### Short problem
"θέση" appears in how many lines of the entries? State only the number.

+ + + + +

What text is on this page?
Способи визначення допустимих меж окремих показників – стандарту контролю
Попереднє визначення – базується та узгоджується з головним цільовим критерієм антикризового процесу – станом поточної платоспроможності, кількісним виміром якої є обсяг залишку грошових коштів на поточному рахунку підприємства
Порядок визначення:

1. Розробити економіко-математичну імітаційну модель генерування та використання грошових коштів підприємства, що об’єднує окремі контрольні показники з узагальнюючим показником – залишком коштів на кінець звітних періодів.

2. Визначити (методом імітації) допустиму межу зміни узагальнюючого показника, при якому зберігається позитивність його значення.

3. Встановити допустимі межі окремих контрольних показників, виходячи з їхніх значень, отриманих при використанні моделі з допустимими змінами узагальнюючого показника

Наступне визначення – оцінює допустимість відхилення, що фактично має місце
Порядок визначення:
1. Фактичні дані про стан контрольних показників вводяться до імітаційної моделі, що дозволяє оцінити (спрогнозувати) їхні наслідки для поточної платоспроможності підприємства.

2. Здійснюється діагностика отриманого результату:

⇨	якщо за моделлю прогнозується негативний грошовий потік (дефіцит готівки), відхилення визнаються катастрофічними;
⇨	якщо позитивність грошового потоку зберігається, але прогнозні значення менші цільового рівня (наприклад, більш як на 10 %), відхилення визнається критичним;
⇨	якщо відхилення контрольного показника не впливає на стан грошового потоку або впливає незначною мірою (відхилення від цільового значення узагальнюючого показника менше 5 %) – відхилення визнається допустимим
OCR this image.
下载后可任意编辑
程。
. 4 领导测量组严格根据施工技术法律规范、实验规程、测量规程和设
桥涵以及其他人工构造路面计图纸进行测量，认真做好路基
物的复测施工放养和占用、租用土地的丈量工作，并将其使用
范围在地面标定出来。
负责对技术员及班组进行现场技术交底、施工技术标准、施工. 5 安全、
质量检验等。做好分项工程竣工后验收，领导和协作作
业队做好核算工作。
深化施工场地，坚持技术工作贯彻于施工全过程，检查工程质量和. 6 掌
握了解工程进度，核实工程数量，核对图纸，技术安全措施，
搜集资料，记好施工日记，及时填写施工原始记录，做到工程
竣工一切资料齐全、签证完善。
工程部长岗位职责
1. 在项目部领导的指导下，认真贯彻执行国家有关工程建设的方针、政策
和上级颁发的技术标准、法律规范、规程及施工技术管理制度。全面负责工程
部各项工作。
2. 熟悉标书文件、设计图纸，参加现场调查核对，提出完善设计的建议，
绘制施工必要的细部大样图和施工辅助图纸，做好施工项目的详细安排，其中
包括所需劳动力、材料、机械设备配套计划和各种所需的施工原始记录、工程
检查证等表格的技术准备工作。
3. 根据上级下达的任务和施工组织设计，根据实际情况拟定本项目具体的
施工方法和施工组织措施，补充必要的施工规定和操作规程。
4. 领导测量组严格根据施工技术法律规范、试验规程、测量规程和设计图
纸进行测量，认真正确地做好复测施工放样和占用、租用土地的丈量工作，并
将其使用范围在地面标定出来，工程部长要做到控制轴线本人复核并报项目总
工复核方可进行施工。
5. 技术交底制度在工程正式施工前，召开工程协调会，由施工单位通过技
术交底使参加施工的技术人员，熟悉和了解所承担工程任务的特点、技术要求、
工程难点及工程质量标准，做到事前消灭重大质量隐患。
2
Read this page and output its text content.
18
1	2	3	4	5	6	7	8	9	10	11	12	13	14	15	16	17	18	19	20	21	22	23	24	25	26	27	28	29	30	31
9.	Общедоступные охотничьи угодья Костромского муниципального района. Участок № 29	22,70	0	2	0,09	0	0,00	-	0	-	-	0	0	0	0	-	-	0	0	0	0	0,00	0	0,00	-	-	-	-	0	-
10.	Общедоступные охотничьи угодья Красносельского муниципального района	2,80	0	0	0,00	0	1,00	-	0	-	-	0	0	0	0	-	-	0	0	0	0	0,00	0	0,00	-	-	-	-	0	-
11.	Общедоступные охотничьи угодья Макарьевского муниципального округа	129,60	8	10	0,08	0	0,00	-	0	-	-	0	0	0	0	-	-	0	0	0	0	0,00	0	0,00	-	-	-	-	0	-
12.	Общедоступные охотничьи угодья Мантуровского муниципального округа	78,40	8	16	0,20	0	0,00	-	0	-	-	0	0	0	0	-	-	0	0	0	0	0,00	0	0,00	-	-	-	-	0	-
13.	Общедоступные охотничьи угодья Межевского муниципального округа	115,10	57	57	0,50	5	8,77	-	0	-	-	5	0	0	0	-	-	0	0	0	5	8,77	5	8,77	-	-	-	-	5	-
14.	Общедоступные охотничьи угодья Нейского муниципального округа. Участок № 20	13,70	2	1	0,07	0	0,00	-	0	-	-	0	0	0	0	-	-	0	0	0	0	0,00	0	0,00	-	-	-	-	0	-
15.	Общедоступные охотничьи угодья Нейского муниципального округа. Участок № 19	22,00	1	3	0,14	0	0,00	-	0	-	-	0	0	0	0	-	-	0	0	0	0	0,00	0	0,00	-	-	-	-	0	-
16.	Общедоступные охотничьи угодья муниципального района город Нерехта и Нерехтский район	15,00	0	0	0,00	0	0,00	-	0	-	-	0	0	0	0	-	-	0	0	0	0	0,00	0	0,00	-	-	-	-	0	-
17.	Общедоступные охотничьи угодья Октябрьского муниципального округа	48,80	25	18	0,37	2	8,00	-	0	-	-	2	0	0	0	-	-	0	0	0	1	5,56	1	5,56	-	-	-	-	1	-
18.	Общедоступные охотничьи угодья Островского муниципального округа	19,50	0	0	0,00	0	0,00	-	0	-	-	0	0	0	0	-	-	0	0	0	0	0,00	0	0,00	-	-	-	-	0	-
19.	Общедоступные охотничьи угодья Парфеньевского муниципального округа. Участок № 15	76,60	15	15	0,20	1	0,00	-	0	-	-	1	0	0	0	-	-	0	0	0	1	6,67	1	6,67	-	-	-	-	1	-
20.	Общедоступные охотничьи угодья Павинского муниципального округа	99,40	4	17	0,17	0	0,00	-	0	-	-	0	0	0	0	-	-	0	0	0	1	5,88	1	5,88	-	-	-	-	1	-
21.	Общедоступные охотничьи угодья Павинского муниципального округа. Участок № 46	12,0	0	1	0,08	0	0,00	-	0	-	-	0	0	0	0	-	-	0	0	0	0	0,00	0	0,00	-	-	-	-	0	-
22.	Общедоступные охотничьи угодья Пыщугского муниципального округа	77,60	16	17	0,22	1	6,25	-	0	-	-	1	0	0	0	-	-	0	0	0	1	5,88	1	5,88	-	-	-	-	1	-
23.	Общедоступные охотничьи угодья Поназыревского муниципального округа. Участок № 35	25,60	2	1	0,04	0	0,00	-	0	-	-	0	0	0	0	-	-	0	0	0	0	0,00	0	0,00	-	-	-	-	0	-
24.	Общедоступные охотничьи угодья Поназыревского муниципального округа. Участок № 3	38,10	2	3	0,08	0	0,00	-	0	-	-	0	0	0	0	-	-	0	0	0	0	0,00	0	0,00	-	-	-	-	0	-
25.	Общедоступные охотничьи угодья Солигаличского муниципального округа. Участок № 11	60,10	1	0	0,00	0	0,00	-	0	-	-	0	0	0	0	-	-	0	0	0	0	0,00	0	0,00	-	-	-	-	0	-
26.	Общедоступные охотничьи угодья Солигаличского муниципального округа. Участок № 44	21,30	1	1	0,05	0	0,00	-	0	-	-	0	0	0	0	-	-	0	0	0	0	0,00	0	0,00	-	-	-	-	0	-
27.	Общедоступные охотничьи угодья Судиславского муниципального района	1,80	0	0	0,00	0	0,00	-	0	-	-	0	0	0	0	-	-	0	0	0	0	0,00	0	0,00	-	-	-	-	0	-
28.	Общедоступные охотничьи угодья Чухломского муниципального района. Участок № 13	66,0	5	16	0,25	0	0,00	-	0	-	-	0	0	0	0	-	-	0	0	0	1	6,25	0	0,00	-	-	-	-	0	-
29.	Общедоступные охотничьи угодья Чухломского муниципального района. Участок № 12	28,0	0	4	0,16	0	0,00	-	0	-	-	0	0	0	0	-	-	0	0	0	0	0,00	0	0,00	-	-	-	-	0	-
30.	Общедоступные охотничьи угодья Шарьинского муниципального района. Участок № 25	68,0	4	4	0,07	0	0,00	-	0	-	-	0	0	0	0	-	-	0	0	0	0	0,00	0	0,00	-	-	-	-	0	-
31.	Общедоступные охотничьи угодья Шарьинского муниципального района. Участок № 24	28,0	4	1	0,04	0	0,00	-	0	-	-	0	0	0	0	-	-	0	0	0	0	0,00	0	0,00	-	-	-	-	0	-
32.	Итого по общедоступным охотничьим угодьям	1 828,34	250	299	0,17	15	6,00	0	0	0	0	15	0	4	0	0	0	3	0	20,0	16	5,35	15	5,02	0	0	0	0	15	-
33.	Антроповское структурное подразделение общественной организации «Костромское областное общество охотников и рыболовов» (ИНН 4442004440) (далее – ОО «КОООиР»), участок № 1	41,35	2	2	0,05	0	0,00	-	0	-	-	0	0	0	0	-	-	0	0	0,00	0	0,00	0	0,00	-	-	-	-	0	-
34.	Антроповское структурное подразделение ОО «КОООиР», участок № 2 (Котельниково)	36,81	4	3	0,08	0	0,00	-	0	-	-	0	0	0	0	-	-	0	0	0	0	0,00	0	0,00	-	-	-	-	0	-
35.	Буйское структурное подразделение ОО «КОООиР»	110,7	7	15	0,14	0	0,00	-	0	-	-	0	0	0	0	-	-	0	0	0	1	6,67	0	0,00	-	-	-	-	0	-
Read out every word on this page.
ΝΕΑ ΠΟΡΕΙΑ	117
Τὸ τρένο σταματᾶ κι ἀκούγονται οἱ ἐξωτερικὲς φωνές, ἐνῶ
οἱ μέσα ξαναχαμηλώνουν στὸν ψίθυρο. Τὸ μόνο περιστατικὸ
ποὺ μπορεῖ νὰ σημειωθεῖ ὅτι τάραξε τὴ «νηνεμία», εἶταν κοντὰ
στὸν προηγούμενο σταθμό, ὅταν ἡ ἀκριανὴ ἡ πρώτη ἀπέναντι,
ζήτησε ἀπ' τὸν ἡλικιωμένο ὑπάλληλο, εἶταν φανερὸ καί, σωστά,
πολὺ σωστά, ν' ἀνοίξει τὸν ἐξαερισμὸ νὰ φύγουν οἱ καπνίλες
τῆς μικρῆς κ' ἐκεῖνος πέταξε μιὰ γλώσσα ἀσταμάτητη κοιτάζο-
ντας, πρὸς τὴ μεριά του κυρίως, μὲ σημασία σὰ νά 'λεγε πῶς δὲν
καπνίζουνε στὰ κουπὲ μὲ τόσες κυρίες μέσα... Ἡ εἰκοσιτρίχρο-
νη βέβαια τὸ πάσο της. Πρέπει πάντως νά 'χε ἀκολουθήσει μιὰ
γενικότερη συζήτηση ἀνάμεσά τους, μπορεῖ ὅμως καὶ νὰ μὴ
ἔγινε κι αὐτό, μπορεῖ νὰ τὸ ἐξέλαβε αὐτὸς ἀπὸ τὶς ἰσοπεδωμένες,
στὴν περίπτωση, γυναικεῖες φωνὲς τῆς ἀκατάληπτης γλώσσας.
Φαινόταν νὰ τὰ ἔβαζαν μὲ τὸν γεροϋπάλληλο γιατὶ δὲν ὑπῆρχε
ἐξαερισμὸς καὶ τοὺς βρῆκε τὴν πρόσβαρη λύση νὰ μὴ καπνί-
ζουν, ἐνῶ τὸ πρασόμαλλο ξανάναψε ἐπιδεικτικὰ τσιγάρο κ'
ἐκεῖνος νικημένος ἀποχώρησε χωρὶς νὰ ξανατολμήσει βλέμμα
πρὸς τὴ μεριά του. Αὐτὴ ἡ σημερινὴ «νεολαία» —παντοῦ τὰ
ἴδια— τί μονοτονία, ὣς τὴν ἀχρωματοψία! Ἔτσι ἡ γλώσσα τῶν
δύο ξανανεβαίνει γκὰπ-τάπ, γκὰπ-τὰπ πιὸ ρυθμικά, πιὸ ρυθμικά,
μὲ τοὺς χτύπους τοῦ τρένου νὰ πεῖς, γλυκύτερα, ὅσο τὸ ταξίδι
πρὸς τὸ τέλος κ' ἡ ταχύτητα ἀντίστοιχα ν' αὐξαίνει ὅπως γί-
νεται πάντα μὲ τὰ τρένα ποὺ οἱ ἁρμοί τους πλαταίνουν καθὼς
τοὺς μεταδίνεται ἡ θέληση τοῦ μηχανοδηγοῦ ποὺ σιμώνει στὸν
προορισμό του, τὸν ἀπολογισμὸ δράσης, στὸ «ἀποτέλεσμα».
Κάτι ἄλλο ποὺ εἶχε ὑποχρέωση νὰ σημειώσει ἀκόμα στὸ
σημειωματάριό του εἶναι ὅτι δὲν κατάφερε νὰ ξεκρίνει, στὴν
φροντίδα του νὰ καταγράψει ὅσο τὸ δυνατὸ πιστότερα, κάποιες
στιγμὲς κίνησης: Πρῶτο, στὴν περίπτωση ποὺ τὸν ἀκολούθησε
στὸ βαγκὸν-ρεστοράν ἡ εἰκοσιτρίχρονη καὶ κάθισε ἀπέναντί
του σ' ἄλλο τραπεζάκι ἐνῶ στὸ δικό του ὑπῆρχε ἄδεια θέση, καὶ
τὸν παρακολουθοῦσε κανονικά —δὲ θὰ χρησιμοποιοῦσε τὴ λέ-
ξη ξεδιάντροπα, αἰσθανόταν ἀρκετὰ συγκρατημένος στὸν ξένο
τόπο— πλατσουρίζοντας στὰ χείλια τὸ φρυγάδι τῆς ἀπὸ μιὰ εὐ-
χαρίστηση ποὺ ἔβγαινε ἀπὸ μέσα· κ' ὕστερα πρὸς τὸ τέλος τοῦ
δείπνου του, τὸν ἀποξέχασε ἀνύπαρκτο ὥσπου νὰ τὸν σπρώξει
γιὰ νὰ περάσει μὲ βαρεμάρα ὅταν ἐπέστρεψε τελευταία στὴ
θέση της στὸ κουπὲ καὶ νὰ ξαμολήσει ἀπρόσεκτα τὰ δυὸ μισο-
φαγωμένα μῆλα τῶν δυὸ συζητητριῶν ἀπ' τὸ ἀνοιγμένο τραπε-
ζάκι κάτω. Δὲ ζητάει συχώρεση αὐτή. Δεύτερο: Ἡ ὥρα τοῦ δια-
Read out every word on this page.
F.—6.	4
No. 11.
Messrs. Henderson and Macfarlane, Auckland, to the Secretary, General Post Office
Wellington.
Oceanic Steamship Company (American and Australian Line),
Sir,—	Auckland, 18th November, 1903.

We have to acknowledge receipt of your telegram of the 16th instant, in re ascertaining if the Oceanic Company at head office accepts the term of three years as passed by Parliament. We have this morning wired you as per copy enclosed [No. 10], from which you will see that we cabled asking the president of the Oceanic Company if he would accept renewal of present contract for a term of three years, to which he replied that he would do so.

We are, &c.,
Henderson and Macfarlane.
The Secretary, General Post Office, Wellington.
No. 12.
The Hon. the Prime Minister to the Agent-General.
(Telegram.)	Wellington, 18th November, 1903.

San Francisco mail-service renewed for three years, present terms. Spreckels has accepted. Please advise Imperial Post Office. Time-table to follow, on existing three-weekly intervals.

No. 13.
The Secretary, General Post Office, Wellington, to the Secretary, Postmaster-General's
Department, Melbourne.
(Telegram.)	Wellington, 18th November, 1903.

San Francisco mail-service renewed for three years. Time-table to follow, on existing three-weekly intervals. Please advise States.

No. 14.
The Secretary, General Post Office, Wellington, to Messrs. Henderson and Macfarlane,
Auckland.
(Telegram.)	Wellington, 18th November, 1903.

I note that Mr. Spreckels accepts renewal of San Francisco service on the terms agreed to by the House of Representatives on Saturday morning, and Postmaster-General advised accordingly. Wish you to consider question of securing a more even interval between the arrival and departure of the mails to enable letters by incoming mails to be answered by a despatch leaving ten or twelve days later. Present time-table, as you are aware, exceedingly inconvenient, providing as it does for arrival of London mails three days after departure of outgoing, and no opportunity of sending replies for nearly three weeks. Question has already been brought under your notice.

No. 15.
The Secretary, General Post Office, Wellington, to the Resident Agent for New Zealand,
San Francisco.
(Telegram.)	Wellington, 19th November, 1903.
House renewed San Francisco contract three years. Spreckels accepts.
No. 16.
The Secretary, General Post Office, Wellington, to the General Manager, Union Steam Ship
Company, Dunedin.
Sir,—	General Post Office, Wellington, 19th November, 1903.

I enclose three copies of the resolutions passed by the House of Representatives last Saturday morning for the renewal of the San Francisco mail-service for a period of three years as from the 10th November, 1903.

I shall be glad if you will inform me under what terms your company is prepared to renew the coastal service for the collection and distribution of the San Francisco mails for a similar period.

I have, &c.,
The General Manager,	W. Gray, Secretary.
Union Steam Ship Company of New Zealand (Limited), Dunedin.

+ + + + +

### Solution to this problem
2